[Objective] Swap "interactable" for "clickable" everywhere in the material below, keeping everything else the same.

[Layout dataset entries]

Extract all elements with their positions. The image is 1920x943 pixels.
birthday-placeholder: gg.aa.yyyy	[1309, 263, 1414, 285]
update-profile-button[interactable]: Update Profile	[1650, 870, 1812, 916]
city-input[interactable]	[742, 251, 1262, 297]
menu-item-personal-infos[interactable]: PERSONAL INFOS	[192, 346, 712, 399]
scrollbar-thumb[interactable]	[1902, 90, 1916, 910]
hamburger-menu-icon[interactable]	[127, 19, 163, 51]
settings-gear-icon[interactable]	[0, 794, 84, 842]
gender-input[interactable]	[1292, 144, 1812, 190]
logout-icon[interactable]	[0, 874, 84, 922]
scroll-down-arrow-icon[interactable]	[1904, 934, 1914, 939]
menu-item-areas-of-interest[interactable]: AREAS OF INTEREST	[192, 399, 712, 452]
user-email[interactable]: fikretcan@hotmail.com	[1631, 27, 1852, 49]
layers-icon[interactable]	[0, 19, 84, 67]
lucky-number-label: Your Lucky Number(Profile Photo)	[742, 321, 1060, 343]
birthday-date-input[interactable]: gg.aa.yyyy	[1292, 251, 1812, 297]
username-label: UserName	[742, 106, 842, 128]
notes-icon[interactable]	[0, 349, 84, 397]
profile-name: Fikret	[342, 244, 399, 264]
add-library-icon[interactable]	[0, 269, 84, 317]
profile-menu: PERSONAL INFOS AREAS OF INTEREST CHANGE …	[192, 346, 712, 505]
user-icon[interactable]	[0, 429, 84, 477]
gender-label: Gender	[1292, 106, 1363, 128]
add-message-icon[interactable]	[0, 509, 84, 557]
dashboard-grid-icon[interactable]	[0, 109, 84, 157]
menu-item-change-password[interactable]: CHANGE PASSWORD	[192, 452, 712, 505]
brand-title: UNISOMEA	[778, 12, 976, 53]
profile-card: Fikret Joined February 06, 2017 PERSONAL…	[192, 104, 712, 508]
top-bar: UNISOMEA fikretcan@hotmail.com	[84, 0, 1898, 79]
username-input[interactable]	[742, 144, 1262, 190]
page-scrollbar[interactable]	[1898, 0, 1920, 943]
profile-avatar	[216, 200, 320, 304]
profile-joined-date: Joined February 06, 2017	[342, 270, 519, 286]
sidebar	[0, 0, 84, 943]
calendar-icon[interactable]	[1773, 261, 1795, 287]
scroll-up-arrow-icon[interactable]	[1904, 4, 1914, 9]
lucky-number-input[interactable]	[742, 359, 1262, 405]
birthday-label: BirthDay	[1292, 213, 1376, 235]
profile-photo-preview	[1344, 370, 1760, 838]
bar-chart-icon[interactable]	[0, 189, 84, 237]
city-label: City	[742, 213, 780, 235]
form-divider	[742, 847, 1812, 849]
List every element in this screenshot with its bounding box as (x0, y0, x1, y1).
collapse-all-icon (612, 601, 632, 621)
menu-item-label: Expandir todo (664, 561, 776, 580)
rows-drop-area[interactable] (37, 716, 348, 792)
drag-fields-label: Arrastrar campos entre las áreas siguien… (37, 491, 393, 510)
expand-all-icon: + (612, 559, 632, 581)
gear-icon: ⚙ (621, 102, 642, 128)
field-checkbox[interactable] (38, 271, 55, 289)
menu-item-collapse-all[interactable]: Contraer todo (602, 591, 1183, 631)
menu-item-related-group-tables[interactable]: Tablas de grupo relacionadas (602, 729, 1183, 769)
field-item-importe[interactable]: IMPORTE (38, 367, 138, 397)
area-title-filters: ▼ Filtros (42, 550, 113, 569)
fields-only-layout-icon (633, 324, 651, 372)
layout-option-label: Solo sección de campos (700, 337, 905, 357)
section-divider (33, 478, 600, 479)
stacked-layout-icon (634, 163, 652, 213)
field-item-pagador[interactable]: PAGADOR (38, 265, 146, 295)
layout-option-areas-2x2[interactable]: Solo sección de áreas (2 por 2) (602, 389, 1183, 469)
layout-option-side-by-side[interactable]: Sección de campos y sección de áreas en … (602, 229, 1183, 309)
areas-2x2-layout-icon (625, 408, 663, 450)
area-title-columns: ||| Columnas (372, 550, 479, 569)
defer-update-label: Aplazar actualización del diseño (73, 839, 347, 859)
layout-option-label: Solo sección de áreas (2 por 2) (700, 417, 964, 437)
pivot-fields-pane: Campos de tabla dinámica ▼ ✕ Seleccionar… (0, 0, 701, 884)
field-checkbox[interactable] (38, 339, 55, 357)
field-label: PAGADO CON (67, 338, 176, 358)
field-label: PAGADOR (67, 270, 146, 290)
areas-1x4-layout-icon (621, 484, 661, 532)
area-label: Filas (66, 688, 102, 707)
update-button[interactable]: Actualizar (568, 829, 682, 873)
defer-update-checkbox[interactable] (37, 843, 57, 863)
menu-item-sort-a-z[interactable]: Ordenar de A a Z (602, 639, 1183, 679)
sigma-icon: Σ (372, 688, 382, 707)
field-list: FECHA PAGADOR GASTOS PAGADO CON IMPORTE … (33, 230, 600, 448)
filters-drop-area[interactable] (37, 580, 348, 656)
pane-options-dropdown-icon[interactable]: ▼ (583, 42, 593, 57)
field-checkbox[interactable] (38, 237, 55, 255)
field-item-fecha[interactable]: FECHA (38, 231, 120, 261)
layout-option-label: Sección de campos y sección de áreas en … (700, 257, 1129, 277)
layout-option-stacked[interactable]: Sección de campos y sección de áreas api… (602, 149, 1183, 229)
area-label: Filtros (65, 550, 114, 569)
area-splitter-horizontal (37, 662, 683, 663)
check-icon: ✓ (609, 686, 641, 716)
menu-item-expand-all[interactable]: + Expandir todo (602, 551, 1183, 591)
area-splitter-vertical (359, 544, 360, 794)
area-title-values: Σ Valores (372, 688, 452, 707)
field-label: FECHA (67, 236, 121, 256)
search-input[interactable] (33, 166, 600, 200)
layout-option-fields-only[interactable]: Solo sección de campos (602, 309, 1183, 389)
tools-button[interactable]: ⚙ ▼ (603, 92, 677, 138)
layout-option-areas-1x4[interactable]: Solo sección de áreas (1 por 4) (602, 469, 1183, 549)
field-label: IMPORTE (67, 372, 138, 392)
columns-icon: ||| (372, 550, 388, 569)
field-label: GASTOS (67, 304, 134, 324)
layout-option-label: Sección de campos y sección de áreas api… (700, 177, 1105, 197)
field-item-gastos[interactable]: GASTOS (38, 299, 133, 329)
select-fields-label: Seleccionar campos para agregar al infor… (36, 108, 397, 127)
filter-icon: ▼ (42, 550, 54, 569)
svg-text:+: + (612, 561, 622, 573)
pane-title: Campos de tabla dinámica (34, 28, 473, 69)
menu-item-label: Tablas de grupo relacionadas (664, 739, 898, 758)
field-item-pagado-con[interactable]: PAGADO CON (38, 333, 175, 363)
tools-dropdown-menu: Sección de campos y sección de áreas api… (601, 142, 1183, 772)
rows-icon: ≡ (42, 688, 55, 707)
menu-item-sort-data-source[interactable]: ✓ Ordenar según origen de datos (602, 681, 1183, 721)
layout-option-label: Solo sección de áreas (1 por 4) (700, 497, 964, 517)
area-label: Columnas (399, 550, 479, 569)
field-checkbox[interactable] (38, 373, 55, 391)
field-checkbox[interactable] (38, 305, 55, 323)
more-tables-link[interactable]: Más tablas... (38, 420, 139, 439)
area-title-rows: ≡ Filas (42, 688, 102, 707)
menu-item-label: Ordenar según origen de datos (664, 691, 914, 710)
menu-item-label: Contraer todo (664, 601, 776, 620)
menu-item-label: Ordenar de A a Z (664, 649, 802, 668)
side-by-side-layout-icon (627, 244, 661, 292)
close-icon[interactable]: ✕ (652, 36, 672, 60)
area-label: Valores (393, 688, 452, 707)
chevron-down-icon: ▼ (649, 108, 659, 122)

[Response to the exercise]
Extract all elements with their positions. The image is 1920x943 pixels.
birthday-placeholder: gg.aa.yyyy	[1309, 263, 1414, 285]
update-profile-button[clickable]: Update Profile	[1650, 870, 1812, 916]
city-input[clickable]	[742, 251, 1262, 297]
menu-item-personal-infos[clickable]: PERSONAL INFOS	[192, 346, 712, 399]
scrollbar-thumb[clickable]	[1902, 90, 1916, 910]
hamburger-menu-icon[clickable]	[127, 19, 163, 51]
settings-gear-icon[clickable]	[0, 794, 84, 842]
gender-input[clickable]	[1292, 144, 1812, 190]
logout-icon[clickable]	[0, 874, 84, 922]
scroll-down-arrow-icon[clickable]	[1904, 934, 1914, 939]
menu-item-areas-of-interest[clickable]: AREAS OF INTEREST	[192, 399, 712, 452]
user-email[clickable]: fikretcan@hotmail.com	[1631, 27, 1852, 49]
layers-icon[clickable]	[0, 19, 84, 67]
lucky-number-label: Your Lucky Number(Profile Photo)	[742, 321, 1060, 343]
birthday-date-input[clickable]: gg.aa.yyyy	[1292, 251, 1812, 297]
username-label: UserName	[742, 106, 842, 128]
notes-icon[clickable]	[0, 349, 84, 397]
profile-name: Fikret	[342, 244, 399, 264]
add-library-icon[clickable]	[0, 269, 84, 317]
profile-menu: PERSONAL INFOS AREAS OF INTEREST CHANGE …	[192, 346, 712, 505]
user-icon[clickable]	[0, 429, 84, 477]
gender-label: Gender	[1292, 106, 1363, 128]
add-message-icon[clickable]	[0, 509, 84, 557]
dashboard-grid-icon[clickable]	[0, 109, 84, 157]
menu-item-change-password[clickable]: CHANGE PASSWORD	[192, 452, 712, 505]
brand-title: UNISOMEA	[778, 12, 976, 53]
profile-card: Fikret Joined February 06, 2017 PERSONAL…	[192, 104, 712, 508]
top-bar: UNISOMEA fikretcan@hotmail.com	[84, 0, 1898, 79]
username-input[clickable]	[742, 144, 1262, 190]
page-scrollbar[clickable]	[1898, 0, 1920, 943]
profile-avatar	[216, 200, 320, 304]
profile-joined-date: Joined February 06, 2017	[342, 270, 519, 286]
sidebar	[0, 0, 84, 943]
calendar-icon[clickable]	[1773, 261, 1795, 287]
scroll-up-arrow-icon[clickable]	[1904, 4, 1914, 9]
lucky-number-input[clickable]	[742, 359, 1262, 405]
birthday-label: BirthDay	[1292, 213, 1376, 235]
profile-photo-preview	[1344, 370, 1760, 838]
bar-chart-icon[clickable]	[0, 189, 84, 237]
city-label: City	[742, 213, 780, 235]
form-divider	[742, 847, 1812, 849]
List every element in this screenshot with its bounding box as (x0, y0, x1, y1).
collapse-all-icon (612, 601, 632, 621)
menu-item-label: Expandir todo (664, 561, 776, 580)
rows-drop-area[clickable] (37, 716, 348, 792)
drag-fields-label: Arrastrar campos entre las áreas siguien… (37, 491, 393, 510)
expand-all-icon: + (612, 559, 632, 581)
gear-icon: ⚙ (621, 102, 642, 128)
field-checkbox[clickable] (38, 271, 55, 289)
menu-item-collapse-all[clickable]: Contraer todo (602, 591, 1183, 631)
menu-item-related-group-tables[clickable]: Tablas de grupo relacionadas (602, 729, 1183, 769)
field-item-importe[clickable]: IMPORTE (38, 367, 138, 397)
area-title-filters: ▼ Filtros (42, 550, 113, 569)
fields-only-layout-icon (633, 324, 651, 372)
layout-option-label: Solo sección de campos (700, 337, 905, 357)
section-divider (33, 478, 600, 479)
stacked-layout-icon (634, 163, 652, 213)
field-item-pagador[clickable]: PAGADOR (38, 265, 146, 295)
layout-option-areas-2x2[clickable]: Solo sección de áreas (2 por 2) (602, 389, 1183, 469)
layout-option-side-by-side[clickable]: Sección de campos y sección de áreas en … (602, 229, 1183, 309)
areas-2x2-layout-icon (625, 408, 663, 450)
area-title-columns: ||| Columnas (372, 550, 479, 569)
defer-update-label: Aplazar actualización del diseño (73, 839, 347, 859)
layout-option-label: Solo sección de áreas (2 por 2) (700, 417, 964, 437)
pivot-fields-pane: Campos de tabla dinámica ▼ ✕ Seleccionar… (0, 0, 701, 884)
field-checkbox[clickable] (38, 339, 55, 357)
field-label: PAGADO CON (67, 338, 176, 358)
field-label: PAGADOR (67, 270, 146, 290)
areas-1x4-layout-icon (621, 484, 661, 532)
area-label: Filas (66, 688, 102, 707)
update-button[clickable]: Actualizar (568, 829, 682, 873)
defer-update-checkbox[clickable] (37, 843, 57, 863)
menu-item-sort-a-z[clickable]: Ordenar de A a Z (602, 639, 1183, 679)
sigma-icon: Σ (372, 688, 382, 707)
field-list: FECHA PAGADOR GASTOS PAGADO CON IMPORTE … (33, 230, 600, 448)
filters-drop-area[clickable] (37, 580, 348, 656)
pane-options-dropdown-icon[clickable]: ▼ (583, 42, 593, 57)
field-checkbox[clickable] (38, 237, 55, 255)
field-item-fecha[clickable]: FECHA (38, 231, 120, 261)
layout-option-label: Sección de campos y sección de áreas en … (700, 257, 1129, 277)
layout-option-stacked[clickable]: Sección de campos y sección de áreas api… (602, 149, 1183, 229)
area-label: Filtros (65, 550, 114, 569)
area-splitter-horizontal (37, 662, 683, 663)
check-icon: ✓ (609, 686, 641, 716)
menu-item-expand-all[clickable]: + Expandir todo (602, 551, 1183, 591)
area-splitter-vertical (359, 544, 360, 794)
area-title-values: Σ Valores (372, 688, 452, 707)
field-label: FECHA (67, 236, 121, 256)
search-input[clickable] (33, 166, 600, 200)
layout-option-fields-only[clickable]: Solo sección de campos (602, 309, 1183, 389)
tools-button[clickable]: ⚙ ▼ (603, 92, 677, 138)
layout-option-areas-1x4[clickable]: Solo sección de áreas (1 por 4) (602, 469, 1183, 549)
field-label: IMPORTE (67, 372, 138, 392)
columns-icon: ||| (372, 550, 388, 569)
field-label: GASTOS (67, 304, 134, 324)
layout-option-label: Sección de campos y sección de áreas api… (700, 177, 1105, 197)
field-item-gastos[clickable]: GASTOS (38, 299, 133, 329)
select-fields-label: Seleccionar campos para agregar al infor… (36, 108, 397, 127)
filter-icon: ▼ (42, 550, 54, 569)
svg-text:+: + (612, 561, 622, 573)
pane-title: Campos de tabla dinámica (34, 28, 473, 69)
menu-item-label: Tablas de grupo relacionadas (664, 739, 898, 758)
field-item-pagado-con[clickable]: PAGADO CON (38, 333, 175, 363)
tools-dropdown-menu: Sección de campos y sección de áreas api… (601, 142, 1183, 772)
rows-icon: ≡ (42, 688, 55, 707)
menu-item-sort-data-source[clickable]: ✓ Ordenar según origen de datos (602, 681, 1183, 721)
layout-option-label: Solo sección de áreas (1 por 4) (700, 497, 964, 517)
area-label: Columnas (399, 550, 479, 569)
field-checkbox[clickable] (38, 373, 55, 391)
field-checkbox[clickable] (38, 305, 55, 323)
more-tables-link[clickable]: Más tablas... (38, 420, 139, 439)
area-title-rows: ≡ Filas (42, 688, 102, 707)
menu-item-label: Ordenar según origen de datos (664, 691, 914, 710)
menu-item-label: Contraer todo (664, 601, 776, 620)
menu-item-label: Ordenar de A a Z (664, 649, 802, 668)
side-by-side-layout-icon (627, 244, 661, 292)
close-icon[clickable]: ✕ (652, 36, 672, 60)
area-label: Valores (393, 688, 452, 707)
chevron-down-icon: ▼ (649, 108, 659, 122)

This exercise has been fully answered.